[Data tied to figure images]
════════════════

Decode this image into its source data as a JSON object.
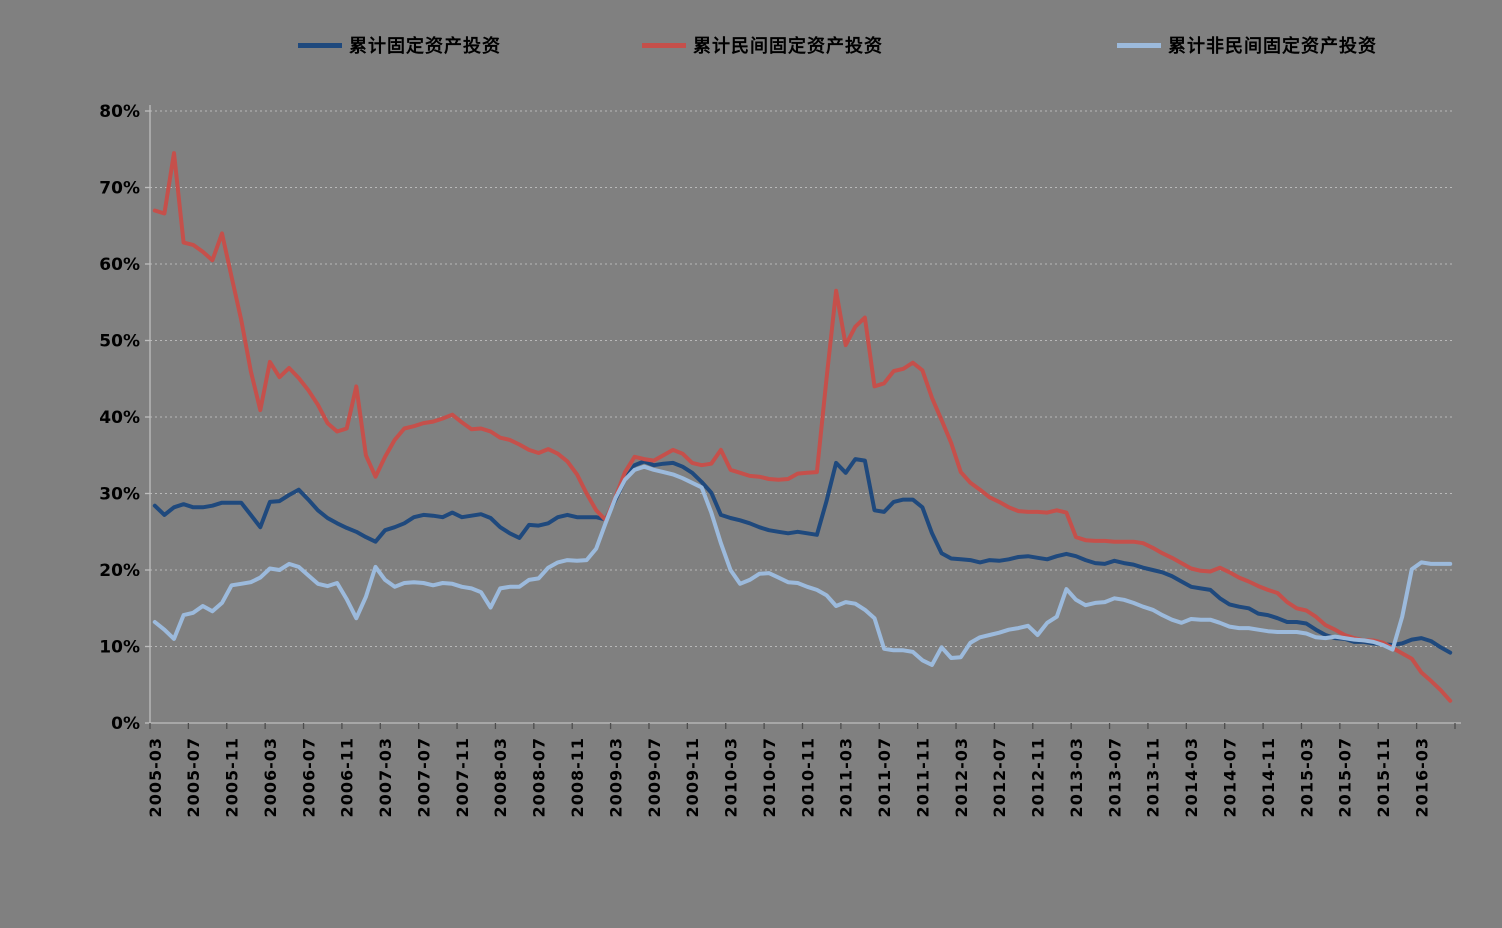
{
  "chart_data": {
    "type": "line",
    "title": "",
    "xlabel": "",
    "ylabel": "",
    "ylim": [
      0,
      80
    ],
    "y_tick_step": 10,
    "y_tick_labels": [
      "0%",
      "10%",
      "20%",
      "30%",
      "40%",
      "50%",
      "60%",
      "70%",
      "80%"
    ],
    "x_label_every": 4,
    "grid": "horizontal-dashed",
    "legend_position": "top",
    "background": "#808080",
    "gridline_color": "rgba(255,255,255,0.45)",
    "axis_color": "#BEBEBE",
    "tick_color": "#4D4D4D",
    "categories": [
      "2005-03",
      "2005-04",
      "2005-05",
      "2005-06",
      "2005-07",
      "2005-08",
      "2005-09",
      "2005-10",
      "2005-11",
      "2005-12",
      "2006-01",
      "2006-02",
      "2006-03",
      "2006-04",
      "2006-05",
      "2006-06",
      "2006-07",
      "2006-08",
      "2006-09",
      "2006-10",
      "2006-11",
      "2006-12",
      "2007-01",
      "2007-02",
      "2007-03",
      "2007-04",
      "2007-05",
      "2007-06",
      "2007-07",
      "2007-08",
      "2007-09",
      "2007-10",
      "2007-11",
      "2007-12",
      "2008-01",
      "2008-02",
      "2008-03",
      "2008-04",
      "2008-05",
      "2008-06",
      "2008-07",
      "2008-08",
      "2008-09",
      "2008-10",
      "2008-11",
      "2008-12",
      "2009-01",
      "2009-02",
      "2009-03",
      "2009-04",
      "2009-05",
      "2009-06",
      "2009-07",
      "2009-08",
      "2009-09",
      "2009-10",
      "2009-11",
      "2009-12",
      "2010-01",
      "2010-02",
      "2010-03",
      "2010-04",
      "2010-05",
      "2010-06",
      "2010-07",
      "2010-08",
      "2010-09",
      "2010-10",
      "2010-11",
      "2010-12",
      "2011-01",
      "2011-02",
      "2011-03",
      "2011-04",
      "2011-05",
      "2011-06",
      "2011-07",
      "2011-08",
      "2011-09",
      "2011-10",
      "2011-11",
      "2011-12",
      "2012-01",
      "2012-02",
      "2012-03",
      "2012-04",
      "2012-05",
      "2012-06",
      "2012-07",
      "2012-08",
      "2012-09",
      "2012-10",
      "2012-11",
      "2012-12",
      "2013-01",
      "2013-02",
      "2013-03",
      "2013-04",
      "2013-05",
      "2013-06",
      "2013-07",
      "2013-08",
      "2013-09",
      "2013-10",
      "2013-11",
      "2013-12",
      "2014-01",
      "2014-02",
      "2014-03",
      "2014-04",
      "2014-05",
      "2014-06",
      "2014-07",
      "2014-08",
      "2014-09",
      "2014-10",
      "2014-11",
      "2014-12",
      "2015-01",
      "2015-02",
      "2015-03",
      "2015-04",
      "2015-05",
      "2015-06",
      "2015-07",
      "2015-08",
      "2015-09",
      "2015-10",
      "2015-11",
      "2015-12",
      "2016-01",
      "2016-02",
      "2016-03",
      "2016-04",
      "2016-05",
      "2016-06"
    ],
    "series": [
      {
        "name": "累计固定资产投资",
        "color": "#1F497D",
        "values": [
          28.4,
          27.2,
          28.2,
          28.6,
          28.2,
          28.2,
          28.4,
          28.8,
          28.8,
          28.8,
          27.2,
          25.6,
          28.9,
          29.0,
          29.8,
          30.5,
          29.2,
          27.8,
          26.8,
          26.1,
          25.5,
          25.0,
          24.3,
          23.7,
          25.2,
          25.6,
          26.1,
          26.9,
          27.2,
          27.1,
          26.9,
          27.5,
          26.9,
          27.1,
          27.3,
          26.8,
          25.6,
          24.8,
          24.2,
          25.9,
          25.8,
          26.1,
          26.9,
          27.2,
          26.9,
          26.9,
          26.9,
          26.6,
          29.2,
          31.8,
          33.7,
          34.2,
          33.7,
          33.9,
          34.0,
          33.5,
          32.7,
          31.5,
          30.1,
          27.2,
          26.8,
          26.5,
          26.1,
          25.6,
          25.2,
          25.0,
          24.8,
          25.0,
          24.8,
          24.6,
          29.0,
          34.0,
          32.7,
          34.5,
          34.3,
          27.8,
          27.6,
          28.9,
          29.2,
          29.2,
          28.2,
          24.8,
          22.2,
          21.5,
          21.4,
          21.3,
          21.0,
          21.3,
          21.2,
          21.4,
          21.7,
          21.8,
          21.6,
          21.4,
          21.8,
          22.1,
          21.8,
          21.3,
          20.9,
          20.8,
          21.2,
          20.9,
          20.7,
          20.3,
          20.0,
          19.7,
          19.2,
          18.5,
          17.8,
          17.6,
          17.4,
          16.3,
          15.5,
          15.2,
          15.0,
          14.3,
          14.1,
          13.7,
          13.2,
          13.2,
          13.0,
          12.2,
          11.5,
          11.1,
          11.0,
          10.6,
          10.6,
          10.4,
          10.3,
          10.2,
          10.4,
          10.9,
          11.1,
          10.7,
          9.9,
          9.2
        ]
      },
      {
        "name": "累计民间固定资产投资",
        "color": "#C5504B",
        "values": [
          67.0,
          66.6,
          74.5,
          62.8,
          62.5,
          61.6,
          60.5,
          64.0,
          58.3,
          52.7,
          46.0,
          40.9,
          47.2,
          45.2,
          46.4,
          45.1,
          43.5,
          41.6,
          39.2,
          38.1,
          38.5,
          44.0,
          35.0,
          32.2,
          34.8,
          37.0,
          38.5,
          38.8,
          39.2,
          39.4,
          39.8,
          40.3,
          39.3,
          38.4,
          38.5,
          38.1,
          37.3,
          37.0,
          36.4,
          35.7,
          35.3,
          35.8,
          35.2,
          34.2,
          32.5,
          30.0,
          27.8,
          26.5,
          29.5,
          32.8,
          34.8,
          34.5,
          34.3,
          35.0,
          35.7,
          35.2,
          34.0,
          33.7,
          33.9,
          35.7,
          33.1,
          32.7,
          32.3,
          32.2,
          31.9,
          31.8,
          31.9,
          32.6,
          32.7,
          32.8,
          45.0,
          56.5,
          49.4,
          51.8,
          53.0,
          44.0,
          44.4,
          46.0,
          46.3,
          47.1,
          46.1,
          42.5,
          39.6,
          36.6,
          32.8,
          31.4,
          30.5,
          29.5,
          28.9,
          28.2,
          27.7,
          27.6,
          27.6,
          27.5,
          27.8,
          27.5,
          24.3,
          23.9,
          23.8,
          23.8,
          23.7,
          23.7,
          23.7,
          23.5,
          22.9,
          22.2,
          21.6,
          20.9,
          20.2,
          19.9,
          19.8,
          20.3,
          19.7,
          19.0,
          18.5,
          17.9,
          17.4,
          17.0,
          15.8,
          15.0,
          14.7,
          13.9,
          12.8,
          12.2,
          11.5,
          11.1,
          10.8,
          10.8,
          10.5,
          9.8,
          9.1,
          8.4,
          6.6,
          5.5,
          4.3,
          2.9
        ]
      },
      {
        "name": "累计非民间固定资产投资",
        "color": "#9CBADC",
        "values": [
          13.2,
          12.2,
          11.0,
          14.1,
          14.4,
          15.3,
          14.6,
          15.7,
          18.0,
          18.2,
          18.4,
          19.0,
          20.2,
          20.0,
          20.8,
          20.4,
          19.3,
          18.2,
          17.9,
          18.3,
          16.2,
          13.7,
          16.5,
          20.4,
          18.7,
          17.8,
          18.3,
          18.4,
          18.3,
          18.0,
          18.3,
          18.2,
          17.8,
          17.6,
          17.1,
          15.1,
          17.6,
          17.8,
          17.8,
          18.7,
          18.9,
          20.3,
          21.0,
          21.3,
          21.2,
          21.3,
          22.8,
          26.2,
          29.4,
          31.8,
          33.1,
          33.5,
          33.1,
          32.8,
          32.5,
          32.0,
          31.4,
          30.8,
          27.5,
          23.5,
          20.0,
          18.2,
          18.7,
          19.5,
          19.6,
          19.0,
          18.4,
          18.3,
          17.8,
          17.4,
          16.7,
          15.3,
          15.8,
          15.6,
          14.8,
          13.7,
          9.7,
          9.5,
          9.5,
          9.3,
          8.2,
          7.6,
          9.9,
          8.5,
          8.6,
          10.5,
          11.2,
          11.5,
          11.8,
          12.2,
          12.4,
          12.7,
          11.5,
          13.1,
          13.9,
          17.5,
          16.1,
          15.4,
          15.7,
          15.8,
          16.3,
          16.1,
          15.7,
          15.2,
          14.8,
          14.1,
          13.5,
          13.1,
          13.6,
          13.5,
          13.5,
          13.1,
          12.6,
          12.4,
          12.4,
          12.2,
          12.0,
          11.9,
          11.9,
          11.9,
          11.7,
          11.2,
          11.1,
          11.3,
          11.1,
          10.9,
          10.8,
          10.6,
          10.2,
          9.6,
          13.9,
          20.1,
          21.0,
          20.8,
          20.8,
          20.8
        ]
      }
    ]
  }
}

════════════════

Show each line in the entries that holds the string "name".

Response to this task —
        "name": "累计固定资产投资",
        "name": "累计民间固定资产投资",
        "name": "累计非民间固定资产投资",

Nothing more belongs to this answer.